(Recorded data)
———
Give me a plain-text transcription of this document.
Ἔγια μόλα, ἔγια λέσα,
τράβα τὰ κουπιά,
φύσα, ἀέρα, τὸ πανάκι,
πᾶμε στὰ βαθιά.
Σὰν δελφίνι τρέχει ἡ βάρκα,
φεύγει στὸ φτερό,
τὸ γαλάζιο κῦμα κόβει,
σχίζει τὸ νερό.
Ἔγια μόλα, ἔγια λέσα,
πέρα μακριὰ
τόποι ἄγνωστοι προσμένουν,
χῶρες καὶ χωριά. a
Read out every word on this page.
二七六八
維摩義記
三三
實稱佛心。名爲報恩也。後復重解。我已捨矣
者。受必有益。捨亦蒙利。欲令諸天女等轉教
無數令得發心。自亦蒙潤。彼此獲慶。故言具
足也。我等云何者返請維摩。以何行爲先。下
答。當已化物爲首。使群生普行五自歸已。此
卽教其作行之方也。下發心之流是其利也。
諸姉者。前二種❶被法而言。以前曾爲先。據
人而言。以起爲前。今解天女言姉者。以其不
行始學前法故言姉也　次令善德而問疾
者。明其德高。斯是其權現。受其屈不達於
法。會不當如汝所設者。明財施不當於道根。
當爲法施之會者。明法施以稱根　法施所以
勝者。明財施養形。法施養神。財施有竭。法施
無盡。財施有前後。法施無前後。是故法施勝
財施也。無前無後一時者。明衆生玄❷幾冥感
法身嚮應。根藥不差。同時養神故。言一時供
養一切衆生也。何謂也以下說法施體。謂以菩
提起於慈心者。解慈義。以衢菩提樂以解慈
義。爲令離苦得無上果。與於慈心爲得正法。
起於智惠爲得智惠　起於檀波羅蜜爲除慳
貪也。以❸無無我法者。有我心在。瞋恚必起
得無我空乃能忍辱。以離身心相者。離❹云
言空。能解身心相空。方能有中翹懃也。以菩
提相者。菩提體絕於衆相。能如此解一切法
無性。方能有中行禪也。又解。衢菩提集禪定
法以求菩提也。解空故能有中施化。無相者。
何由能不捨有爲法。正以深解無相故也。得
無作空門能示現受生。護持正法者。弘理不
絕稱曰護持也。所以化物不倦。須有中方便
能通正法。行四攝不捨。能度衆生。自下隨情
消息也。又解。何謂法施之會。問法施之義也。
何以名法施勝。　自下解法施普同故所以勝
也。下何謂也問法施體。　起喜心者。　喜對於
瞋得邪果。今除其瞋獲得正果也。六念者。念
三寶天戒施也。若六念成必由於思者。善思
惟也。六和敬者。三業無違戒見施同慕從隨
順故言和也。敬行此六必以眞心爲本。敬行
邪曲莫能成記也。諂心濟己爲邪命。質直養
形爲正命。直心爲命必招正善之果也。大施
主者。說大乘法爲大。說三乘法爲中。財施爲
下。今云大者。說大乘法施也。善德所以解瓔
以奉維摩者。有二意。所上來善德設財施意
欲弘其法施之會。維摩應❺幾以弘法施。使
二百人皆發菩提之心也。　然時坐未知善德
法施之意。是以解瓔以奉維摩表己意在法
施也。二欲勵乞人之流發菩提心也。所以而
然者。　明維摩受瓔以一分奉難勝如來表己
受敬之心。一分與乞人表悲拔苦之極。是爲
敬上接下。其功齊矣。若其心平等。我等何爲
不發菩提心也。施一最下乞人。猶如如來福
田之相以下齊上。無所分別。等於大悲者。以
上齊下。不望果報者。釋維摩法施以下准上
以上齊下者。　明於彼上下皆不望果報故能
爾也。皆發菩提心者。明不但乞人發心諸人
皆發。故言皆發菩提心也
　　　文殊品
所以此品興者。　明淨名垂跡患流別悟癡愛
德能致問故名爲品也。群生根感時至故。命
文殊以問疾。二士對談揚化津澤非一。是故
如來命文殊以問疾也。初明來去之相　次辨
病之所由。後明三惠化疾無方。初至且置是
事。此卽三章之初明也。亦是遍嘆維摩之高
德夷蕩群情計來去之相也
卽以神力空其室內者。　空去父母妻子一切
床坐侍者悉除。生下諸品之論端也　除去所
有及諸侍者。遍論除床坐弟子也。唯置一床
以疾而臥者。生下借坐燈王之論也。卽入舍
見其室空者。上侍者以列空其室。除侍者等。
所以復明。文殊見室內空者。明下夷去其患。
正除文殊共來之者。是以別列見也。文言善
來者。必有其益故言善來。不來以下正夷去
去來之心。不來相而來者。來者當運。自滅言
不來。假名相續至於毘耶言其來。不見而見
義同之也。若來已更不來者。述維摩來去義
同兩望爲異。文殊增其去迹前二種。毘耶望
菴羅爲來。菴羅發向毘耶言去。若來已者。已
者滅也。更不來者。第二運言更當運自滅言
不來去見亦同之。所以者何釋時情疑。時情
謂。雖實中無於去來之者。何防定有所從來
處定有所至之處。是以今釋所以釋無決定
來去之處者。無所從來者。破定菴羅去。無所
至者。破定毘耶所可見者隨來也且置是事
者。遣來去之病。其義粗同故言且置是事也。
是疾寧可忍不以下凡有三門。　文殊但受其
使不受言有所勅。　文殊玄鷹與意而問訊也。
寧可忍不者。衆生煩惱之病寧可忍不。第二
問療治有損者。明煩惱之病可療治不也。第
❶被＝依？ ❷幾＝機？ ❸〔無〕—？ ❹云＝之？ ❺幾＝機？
———
**TO BE DONE**: Above are some records; repeat all of them exactly.

**RESULT OF THE EXERCISE**:
Give me a plain-text transcription of this document.
Ἔγια μόλα, ἔγια λέσα,
τράβα τὰ κουπιά,
φύσα, ἀέρα, τὸ πανάκι,
πᾶμε στὰ βαθιά.
Σὰν δελφίνι τρέχει ἡ βάρκα,
φεύγει στὸ φτερό,
τὸ γαλάζιο κῦμα κόβει,
σχίζει τὸ νερό.
Ἔγια μόλα, ἔγια λέσα,
πέρα μακριὰ
τόποι ἄγνωστοι προσμένουν,
χῶρες καὶ χωριά. a
Read out every word on this page.
二七六八
維摩義記
三三
實稱佛心。名爲報恩也。後復重解。我已捨矣
者。受必有益。捨亦蒙利。欲令諸天女等轉教
無數令得發心。自亦蒙潤。彼此獲慶。故言具
足也。我等云何者返請維摩。以何行爲先。下
答。當已化物爲首。使群生普行五自歸已。此
卽教其作行之方也。下發心之流是其利也。
諸姉者。前二種❶被法而言。以前曾爲先。據
人而言。以起爲前。今解天女言姉者。以其不
行始學前法故言姉也　次令善德而問疾
者。明其德高。斯是其權現。受其屈不達於
法。會不當如汝所設者。明財施不當於道根。
當爲法施之會者。明法施以稱根　法施所以
勝者。明財施養形。法施養神。財施有竭。法施
無盡。財施有前後。法施無前後。是故法施勝
財施也。無前無後一時者。明衆生玄❷幾冥感
法身嚮應。根藥不差。同時養神故。言一時供
養一切衆生也。何謂也以下說法施體。謂以菩
提起於慈心者。解慈義。以衢菩提樂以解慈
義。爲令離苦得無上果。與於慈心爲得正法。
起於智惠爲得智惠　起於檀波羅蜜爲除慳
貪也。以❸無無我法者。有我心在。瞋恚必起
得無我空乃能忍辱。以離身心相者。離❹云
言空。能解身心相空。方能有中翹懃也。以菩
提相者。菩提體絕於衆相。能如此解一切法
無性。方能有中行禪也。又解。衢菩提集禪定
法以求菩提也。解空故能有中施化。無相者。
何由能不捨有爲法。正以深解無相故也。得
無作空門能示現受生。護持正法者。弘理不
絕稱曰護持也。所以化物不倦。須有中方便
能通正法。行四攝不捨。能度衆生。自下隨情
消息也。又解。何謂法施之會。問法施之義也。
何以名法施勝。　自下解法施普同故所以勝
也。下何謂也問法施體。　起喜心者。　喜對於
瞋得邪果。今除其瞋獲得正果也。六念者。念
三寶天戒施也。若六念成必由於思者。善思
惟也。六和敬者。三業無違戒見施同慕從隨
順故言和也。敬行此六必以眞心爲本。敬行
邪曲莫能成記也。諂心濟己爲邪命。質直養
形爲正命。直心爲命必招正善之果也。大施
主者。說大乘法爲大。說三乘法爲中。財施爲
下。今云大者。說大乘法施也。善德所以解瓔
以奉維摩者。有二意。所上來善德設財施意
欲弘其法施之會。維摩應❺幾以弘法施。使
二百人皆發菩提之心也。　然時坐未知善德
法施之意。是以解瓔以奉維摩表己意在法
施也。二欲勵乞人之流發菩提心也。所以而
然者。　明維摩受瓔以一分奉難勝如來表己
受敬之心。一分與乞人表悲拔苦之極。是爲
敬上接下。其功齊矣。若其心平等。我等何爲
不發菩提心也。施一最下乞人。猶如如來福
田之相以下齊上。無所分別。等於大悲者。以
上齊下。不望果報者。釋維摩法施以下准上
以上齊下者。　明於彼上下皆不望果報故能
爾也。皆發菩提心者。明不但乞人發心諸人
皆發。故言皆發菩提心也
　　　文殊品
所以此品興者。　明淨名垂跡患流別悟癡愛
德能致問故名爲品也。群生根感時至故。命
文殊以問疾。二士對談揚化津澤非一。是故
如來命文殊以問疾也。初明來去之相　次辨
病之所由。後明三惠化疾無方。初至且置是
事。此卽三章之初明也。亦是遍嘆維摩之高
德夷蕩群情計來去之相也
卽以神力空其室內者。　空去父母妻子一切
床坐侍者悉除。生下諸品之論端也　除去所
有及諸侍者。遍論除床坐弟子也。唯置一床
以疾而臥者。生下借坐燈王之論也。卽入舍
見其室空者。上侍者以列空其室。除侍者等。
所以復明。文殊見室內空者。明下夷去其患。
正除文殊共來之者。是以別列見也。文言善
來者。必有其益故言善來。不來以下正夷去
去來之心。不來相而來者。來者當運。自滅言
不來。假名相續至於毘耶言其來。不見而見
義同之也。若來已更不來者。述維摩來去義
同兩望爲異。文殊增其去迹前二種。毘耶望
菴羅爲來。菴羅發向毘耶言去。若來已者。已
者滅也。更不來者。第二運言更當運自滅言
不來去見亦同之。所以者何釋時情疑。時情
謂。雖實中無於去來之者。何防定有所從來
處定有所至之處。是以今釋所以釋無決定
來去之處者。無所從來者。破定菴羅去。無所
至者。破定毘耶所可見者隨來也且置是事
者。遣來去之病。其義粗同故言且置是事也。
是疾寧可忍不以下凡有三門。　文殊但受其
使不受言有所勅。　文殊玄鷹與意而問訊也。
寧可忍不者。衆生煩惱之病寧可忍不。第二
問療治有損者。明煩惱之病可療治不也。第
❶被＝依？ ❷幾＝機？ ❸〔無〕—？ ❹云＝之？ ❺幾＝機？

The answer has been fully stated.